▶ TASK DETAILS
Below is a set of records; reproduce them exactly without their pictures.
>>>>
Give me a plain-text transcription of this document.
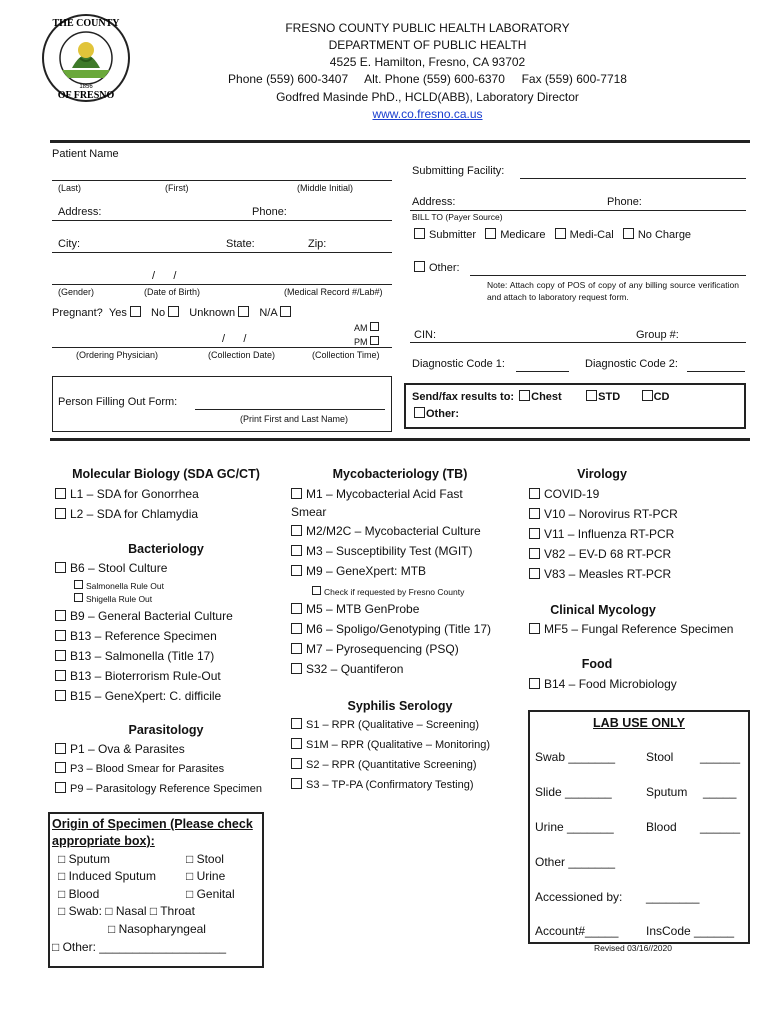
THE COUNTY
OF FRESNO
1856
FRESNO COUNTY PUBLIC HEALTH LABORATORY
DEPARTMENT OF PUBLIC HEALTH
4525 E. Hamilton, Fresno, CA 93702
Phone (559) 600-3407     Alt. Phone (559) 600-6370     Fax (559) 600-7718
Godfred Masinde PhD., HCLD(ABB), Laboratory Director
www.co.fresno.ca.us
Patient Name
(Last)	(First)	(Middle Initial)
Address:	Phone:
City:	State:	Zip:
/      /
(Gender)	(Date of Birth)	(Medical Record #/Lab#)
Pregnant? Yes No Unknown N/A
AM
PM
/      /
(Ordering Physician)	(Collection Date)	(Collection Time)
Person Filling Out Form:
(Print First and Last Name)
Submitting Facility:
Address:	Phone:
BILL TO (Payer Source)
Submitter Medicare Medi-Cal No Charge
Other:
Note: Attach copy of POS of copy of any billing source verification and attach to laboratory request form.
CIN:	Group #:
Diagnostic Code 1:	Diagnostic Code 2:
Send/fax results to: Chest	STD	CD
Other:
Molecular Biology (SDA GC/CT)
L1 – SDA for Gonorrhea
L2 – SDA for Chlamydia
Bacteriology
B6 – Stool Culture
Salmonella Rule Out
Shigella Rule Out
B9 – General Bacterial Culture
B13 – Reference Specimen
B13 – Salmonella (Title 17)
B13 – Bioterrorism Rule-Out
B15 – GeneXpert: C. difficile
Parasitology
P1 – Ova & Parasites
P3 – Blood Smear for Parasites
P9 – Parasitology Reference Specimen
Origin of Specimen (Please check
appropriate box):
□ Sputum	□ Stool
□ Induced Sputum	□ Urine
□ Blood	□ Genital
□ Swab: □ Nasal □ Throat
□ Nasopharyngeal
□ Other: ___________________
Mycobacteriology (TB)
M1 – Mycobacterial Acid Fast
Smear
M2/M2C – Mycobacterial Culture
M3 – Susceptibility Test (MGIT)
M9 – GeneXpert: MTB
Check if requested by Fresno County
M5 – MTB GenProbe
M6 – Spoligo/Genotyping (Title 17)
M7 – Pyrosequencing (PSQ)
S32 – Quantiferon
Syphilis Serology
S1 – RPR (Qualitative – Screening)
S1M – RPR (Qualitative – Monitoring)
S2 – RPR (Quantitative Screening)
S3 – TP-PA (Confirmatory Testing)
Virology
COVID-19
V10 – Norovirus RT-PCR
V11 – Influenza RT-PCR
V82 – EV-D 68 RT-PCR
V83 – Measles RT-PCR
Clinical Mycology
MF5 – Fungal Reference Specimen
Food
B14 – Food Microbiology
LAB USE ONLY
Swab _______	Stool ______
Slide _______	Sputum _____
Urine _______	Blood ______
Other _______
Accessioned by: ________
Account#_____ InsCode ______
Revised 03/16//2020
<<<<
▶ TASK RESPONSE
Give me a plain-text transcription of this document.
THE COUNTY
OF FRESNO
1856
FRESNO COUNTY PUBLIC HEALTH LABORATORY
DEPARTMENT OF PUBLIC HEALTH
4525 E. Hamilton, Fresno, CA 93702
Phone (559) 600-3407     Alt. Phone (559) 600-6370     Fax (559) 600-7718
Godfred Masinde PhD., HCLD(ABB), Laboratory Director
www.co.fresno.ca.us
Patient Name
(Last)	(First)	(Middle Initial)
Address:	Phone:
City:	State:	Zip:
/      /
(Gender)	(Date of Birth)	(Medical Record #/Lab#)
Pregnant? Yes No Unknown N/A
AM
PM
/      /
(Ordering Physician)	(Collection Date)	(Collection Time)
Person Filling Out Form:
(Print First and Last Name)
Submitting Facility:
Address:	Phone:
BILL TO (Payer Source)
Submitter Medicare Medi-Cal No Charge
Other:
Note: Attach copy of POS of copy of any billing source verification and attach to laboratory request form.
CIN:	Group #:
Diagnostic Code 1:	Diagnostic Code 2:
Send/fax results to: Chest	STD	CD
Other:
Molecular Biology (SDA GC/CT)
L1 – SDA for Gonorrhea
L2 – SDA for Chlamydia
Bacteriology
B6 – Stool Culture
Salmonella Rule Out
Shigella Rule Out
B9 – General Bacterial Culture
B13 – Reference Specimen
B13 – Salmonella (Title 17)
B13 – Bioterrorism Rule-Out
B15 – GeneXpert: C. difficile
Parasitology
P1 – Ova & Parasites
P3 – Blood Smear for Parasites
P9 – Parasitology Reference Specimen
Origin of Specimen (Please check
appropriate box):
□ Sputum	□ Stool
□ Induced Sputum	□ Urine
□ Blood	□ Genital
□ Swab: □ Nasal □ Throat
□ Nasopharyngeal
□ Other: ___________________
Mycobacteriology (TB)
M1 – Mycobacterial Acid Fast
Smear
M2/M2C – Mycobacterial Culture
M3 – Susceptibility Test (MGIT)
M9 – GeneXpert: MTB
Check if requested by Fresno County
M5 – MTB GenProbe
M6 – Spoligo/Genotyping (Title 17)
M7 – Pyrosequencing (PSQ)
S32 – Quantiferon
Syphilis Serology
S1 – RPR (Qualitative – Screening)
S1M – RPR (Qualitative – Monitoring)
S2 – RPR (Quantitative Screening)
S3 – TP-PA (Confirmatory Testing)
Virology
COVID-19
V10 – Norovirus RT-PCR
V11 – Influenza RT-PCR
V82 – EV-D 68 RT-PCR
V83 – Measles RT-PCR
Clinical Mycology
MF5 – Fungal Reference Specimen
Food
B14 – Food Microbiology
LAB USE ONLY
Swab _______	Stool ______
Slide _______	Sputum _____
Urine _______	Blood ______
Other _______
Accessioned by: ________
Account#_____ InsCode ______
Revised 03/16//2020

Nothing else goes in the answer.